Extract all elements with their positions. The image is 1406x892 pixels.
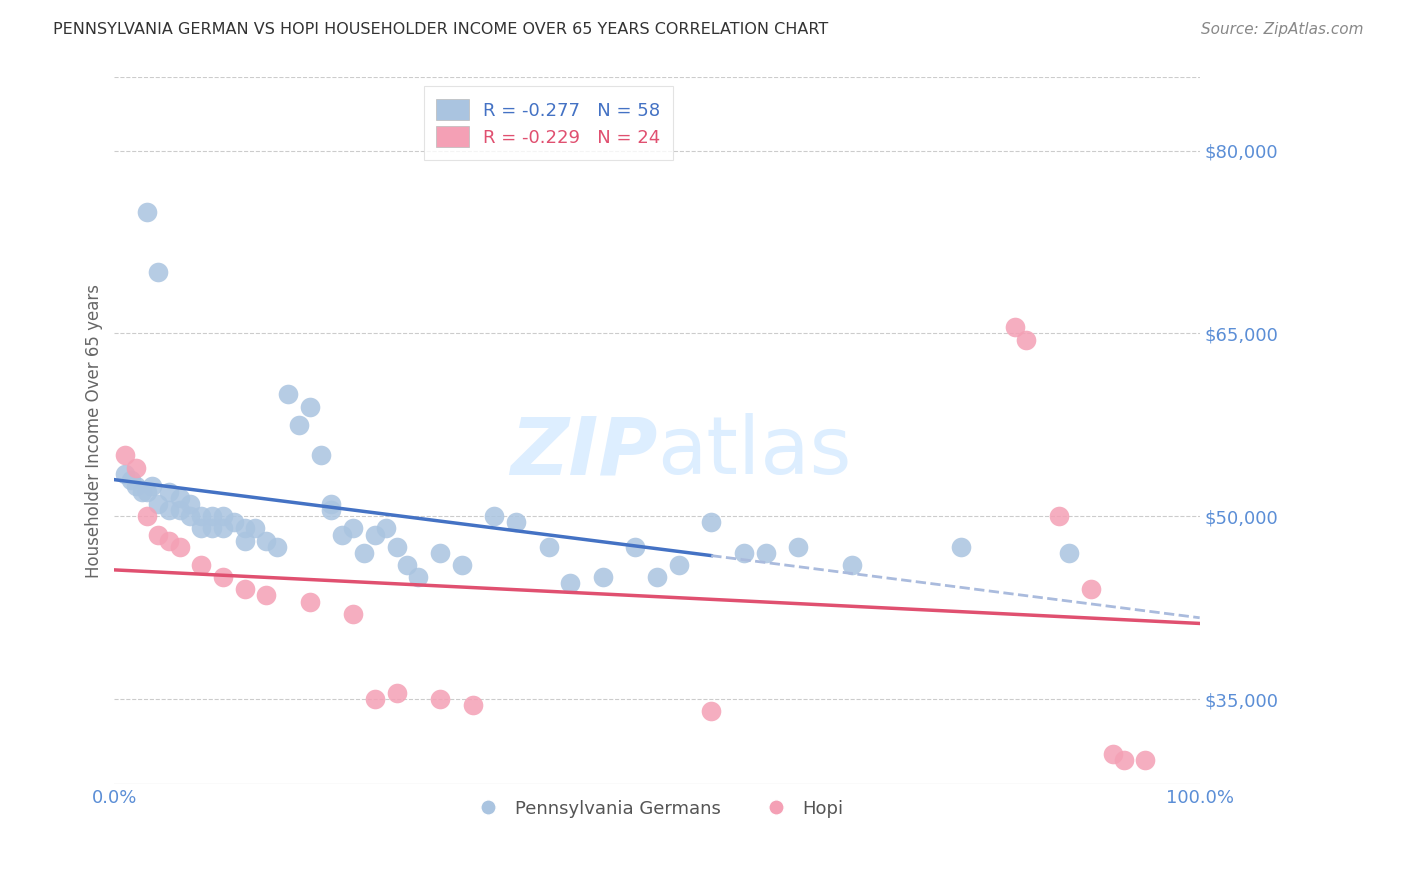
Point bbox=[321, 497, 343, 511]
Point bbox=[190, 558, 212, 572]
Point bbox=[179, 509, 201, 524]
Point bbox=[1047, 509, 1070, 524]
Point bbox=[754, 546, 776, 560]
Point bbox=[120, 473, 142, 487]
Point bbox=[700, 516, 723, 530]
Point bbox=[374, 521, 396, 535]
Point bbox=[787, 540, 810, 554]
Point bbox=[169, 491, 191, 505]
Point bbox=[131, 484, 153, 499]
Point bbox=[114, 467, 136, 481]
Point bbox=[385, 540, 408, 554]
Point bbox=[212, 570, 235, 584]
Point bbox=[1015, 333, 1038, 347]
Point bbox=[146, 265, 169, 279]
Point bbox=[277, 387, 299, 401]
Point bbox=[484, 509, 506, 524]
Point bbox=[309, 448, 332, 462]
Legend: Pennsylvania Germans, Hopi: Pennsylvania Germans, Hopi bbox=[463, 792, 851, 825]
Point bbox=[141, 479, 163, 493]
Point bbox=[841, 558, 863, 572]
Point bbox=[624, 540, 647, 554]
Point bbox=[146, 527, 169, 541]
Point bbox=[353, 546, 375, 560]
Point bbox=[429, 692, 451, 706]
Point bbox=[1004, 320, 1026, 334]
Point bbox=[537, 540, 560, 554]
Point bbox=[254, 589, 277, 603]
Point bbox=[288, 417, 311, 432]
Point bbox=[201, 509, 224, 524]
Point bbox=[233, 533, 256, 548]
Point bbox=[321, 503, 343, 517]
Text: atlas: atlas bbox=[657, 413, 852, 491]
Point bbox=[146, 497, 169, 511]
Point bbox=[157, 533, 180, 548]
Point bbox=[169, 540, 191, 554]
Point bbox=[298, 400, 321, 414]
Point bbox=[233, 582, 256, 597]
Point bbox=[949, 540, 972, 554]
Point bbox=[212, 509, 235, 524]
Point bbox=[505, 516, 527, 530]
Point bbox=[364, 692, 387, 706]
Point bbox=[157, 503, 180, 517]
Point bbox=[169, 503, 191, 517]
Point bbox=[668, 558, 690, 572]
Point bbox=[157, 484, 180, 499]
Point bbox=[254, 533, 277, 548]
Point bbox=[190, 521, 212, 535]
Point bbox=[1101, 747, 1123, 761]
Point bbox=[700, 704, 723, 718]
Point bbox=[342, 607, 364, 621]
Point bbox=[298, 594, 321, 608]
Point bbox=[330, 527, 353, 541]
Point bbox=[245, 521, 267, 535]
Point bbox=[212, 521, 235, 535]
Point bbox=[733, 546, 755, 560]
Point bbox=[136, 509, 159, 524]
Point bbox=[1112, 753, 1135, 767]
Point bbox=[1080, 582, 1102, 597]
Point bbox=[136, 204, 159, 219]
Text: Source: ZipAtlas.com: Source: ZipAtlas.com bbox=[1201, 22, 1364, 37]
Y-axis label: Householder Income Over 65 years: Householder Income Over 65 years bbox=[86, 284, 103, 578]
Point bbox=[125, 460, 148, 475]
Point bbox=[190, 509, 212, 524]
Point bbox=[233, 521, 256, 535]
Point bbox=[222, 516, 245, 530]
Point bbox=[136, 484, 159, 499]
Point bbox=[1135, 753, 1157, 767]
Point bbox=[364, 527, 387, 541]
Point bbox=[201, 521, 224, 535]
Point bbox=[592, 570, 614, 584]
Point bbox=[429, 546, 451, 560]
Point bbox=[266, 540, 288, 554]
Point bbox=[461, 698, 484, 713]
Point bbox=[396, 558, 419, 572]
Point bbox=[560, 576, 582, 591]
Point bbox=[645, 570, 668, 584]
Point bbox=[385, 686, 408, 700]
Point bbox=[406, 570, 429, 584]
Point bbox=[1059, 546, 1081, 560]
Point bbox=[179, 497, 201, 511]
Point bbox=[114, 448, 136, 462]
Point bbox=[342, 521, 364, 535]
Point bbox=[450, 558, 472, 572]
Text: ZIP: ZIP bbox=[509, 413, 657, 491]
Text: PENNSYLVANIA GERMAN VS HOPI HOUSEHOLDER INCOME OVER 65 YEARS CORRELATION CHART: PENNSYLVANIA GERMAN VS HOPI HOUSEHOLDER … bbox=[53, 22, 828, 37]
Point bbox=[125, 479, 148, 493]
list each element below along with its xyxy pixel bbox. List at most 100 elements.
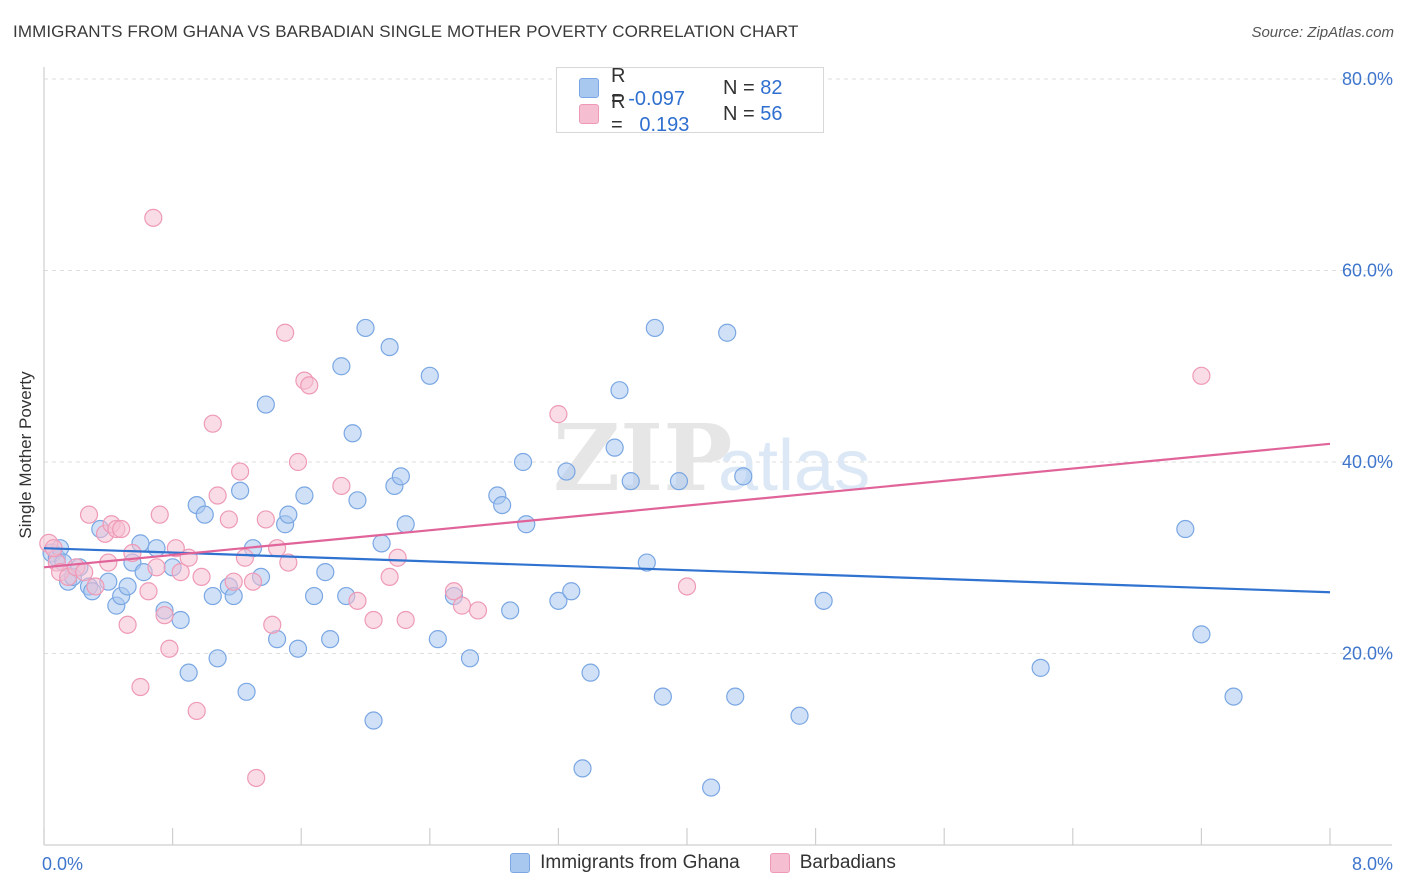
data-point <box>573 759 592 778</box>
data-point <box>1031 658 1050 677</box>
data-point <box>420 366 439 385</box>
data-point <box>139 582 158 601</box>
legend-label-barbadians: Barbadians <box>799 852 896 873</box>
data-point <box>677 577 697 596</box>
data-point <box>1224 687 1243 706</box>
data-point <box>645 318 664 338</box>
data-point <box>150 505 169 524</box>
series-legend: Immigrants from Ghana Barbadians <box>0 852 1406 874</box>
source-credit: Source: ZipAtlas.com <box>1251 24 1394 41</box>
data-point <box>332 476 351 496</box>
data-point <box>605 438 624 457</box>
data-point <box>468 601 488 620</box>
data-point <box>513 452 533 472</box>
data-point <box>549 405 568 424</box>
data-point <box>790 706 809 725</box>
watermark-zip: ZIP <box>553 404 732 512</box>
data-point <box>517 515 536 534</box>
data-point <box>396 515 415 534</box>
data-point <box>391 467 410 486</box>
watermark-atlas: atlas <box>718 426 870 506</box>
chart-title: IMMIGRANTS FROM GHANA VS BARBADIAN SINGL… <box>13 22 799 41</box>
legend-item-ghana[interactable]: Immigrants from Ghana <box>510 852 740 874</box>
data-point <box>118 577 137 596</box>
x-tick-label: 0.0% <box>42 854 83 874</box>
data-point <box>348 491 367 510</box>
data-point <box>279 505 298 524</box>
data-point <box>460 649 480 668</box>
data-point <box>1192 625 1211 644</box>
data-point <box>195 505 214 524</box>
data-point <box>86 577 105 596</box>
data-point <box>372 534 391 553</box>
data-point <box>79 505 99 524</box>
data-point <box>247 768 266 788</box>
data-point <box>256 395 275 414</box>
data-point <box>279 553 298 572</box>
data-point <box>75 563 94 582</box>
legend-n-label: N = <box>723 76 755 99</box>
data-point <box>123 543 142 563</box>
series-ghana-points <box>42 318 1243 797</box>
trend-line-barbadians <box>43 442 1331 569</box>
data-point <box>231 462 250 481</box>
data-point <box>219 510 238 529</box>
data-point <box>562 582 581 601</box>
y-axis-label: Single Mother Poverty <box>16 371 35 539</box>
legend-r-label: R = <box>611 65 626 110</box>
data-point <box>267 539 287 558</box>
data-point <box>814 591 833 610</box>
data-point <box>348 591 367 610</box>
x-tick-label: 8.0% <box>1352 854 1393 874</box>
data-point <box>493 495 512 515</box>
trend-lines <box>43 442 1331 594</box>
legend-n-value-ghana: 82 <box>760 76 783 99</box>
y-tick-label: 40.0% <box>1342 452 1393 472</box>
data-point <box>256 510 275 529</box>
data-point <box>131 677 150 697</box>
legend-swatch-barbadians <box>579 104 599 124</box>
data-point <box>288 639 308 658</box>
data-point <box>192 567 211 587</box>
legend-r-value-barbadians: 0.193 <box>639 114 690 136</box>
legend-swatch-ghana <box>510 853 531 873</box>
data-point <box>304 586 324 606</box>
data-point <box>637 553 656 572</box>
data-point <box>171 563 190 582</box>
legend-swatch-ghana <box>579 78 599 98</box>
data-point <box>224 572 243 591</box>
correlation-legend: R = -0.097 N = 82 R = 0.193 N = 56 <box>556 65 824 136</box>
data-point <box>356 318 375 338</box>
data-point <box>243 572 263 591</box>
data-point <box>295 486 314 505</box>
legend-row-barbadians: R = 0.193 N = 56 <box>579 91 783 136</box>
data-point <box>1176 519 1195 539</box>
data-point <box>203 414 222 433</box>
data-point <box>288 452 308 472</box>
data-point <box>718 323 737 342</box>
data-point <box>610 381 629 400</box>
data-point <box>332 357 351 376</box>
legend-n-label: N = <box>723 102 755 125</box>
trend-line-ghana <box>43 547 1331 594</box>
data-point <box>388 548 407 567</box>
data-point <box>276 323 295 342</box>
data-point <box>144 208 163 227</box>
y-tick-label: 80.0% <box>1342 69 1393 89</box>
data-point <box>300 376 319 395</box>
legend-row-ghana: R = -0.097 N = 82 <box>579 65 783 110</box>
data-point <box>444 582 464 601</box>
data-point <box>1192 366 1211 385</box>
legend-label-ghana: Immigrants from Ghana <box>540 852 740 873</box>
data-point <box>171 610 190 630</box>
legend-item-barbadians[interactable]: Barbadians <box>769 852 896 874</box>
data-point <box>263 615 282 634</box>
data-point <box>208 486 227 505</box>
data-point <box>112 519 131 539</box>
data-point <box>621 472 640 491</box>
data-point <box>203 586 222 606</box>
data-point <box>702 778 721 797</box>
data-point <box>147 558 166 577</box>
---
### Task requirements
Can you echo the lines character for character, starting at the line that contains "Point bbox=[321, 497, 343, 511]" and stopping after the line that contains "Point bbox=[114, 467, 136, 481]", with both of those lines included?

### Solution below
Point bbox=[321, 497, 343, 511]
Point bbox=[190, 558, 212, 572]
Point bbox=[179, 509, 201, 524]
Point bbox=[1047, 509, 1070, 524]
Point bbox=[754, 546, 776, 560]
Point bbox=[120, 473, 142, 487]
Point bbox=[700, 516, 723, 530]
Point bbox=[374, 521, 396, 535]
Point bbox=[787, 540, 810, 554]
Point bbox=[169, 491, 191, 505]
Point bbox=[131, 484, 153, 499]
Point bbox=[114, 467, 136, 481]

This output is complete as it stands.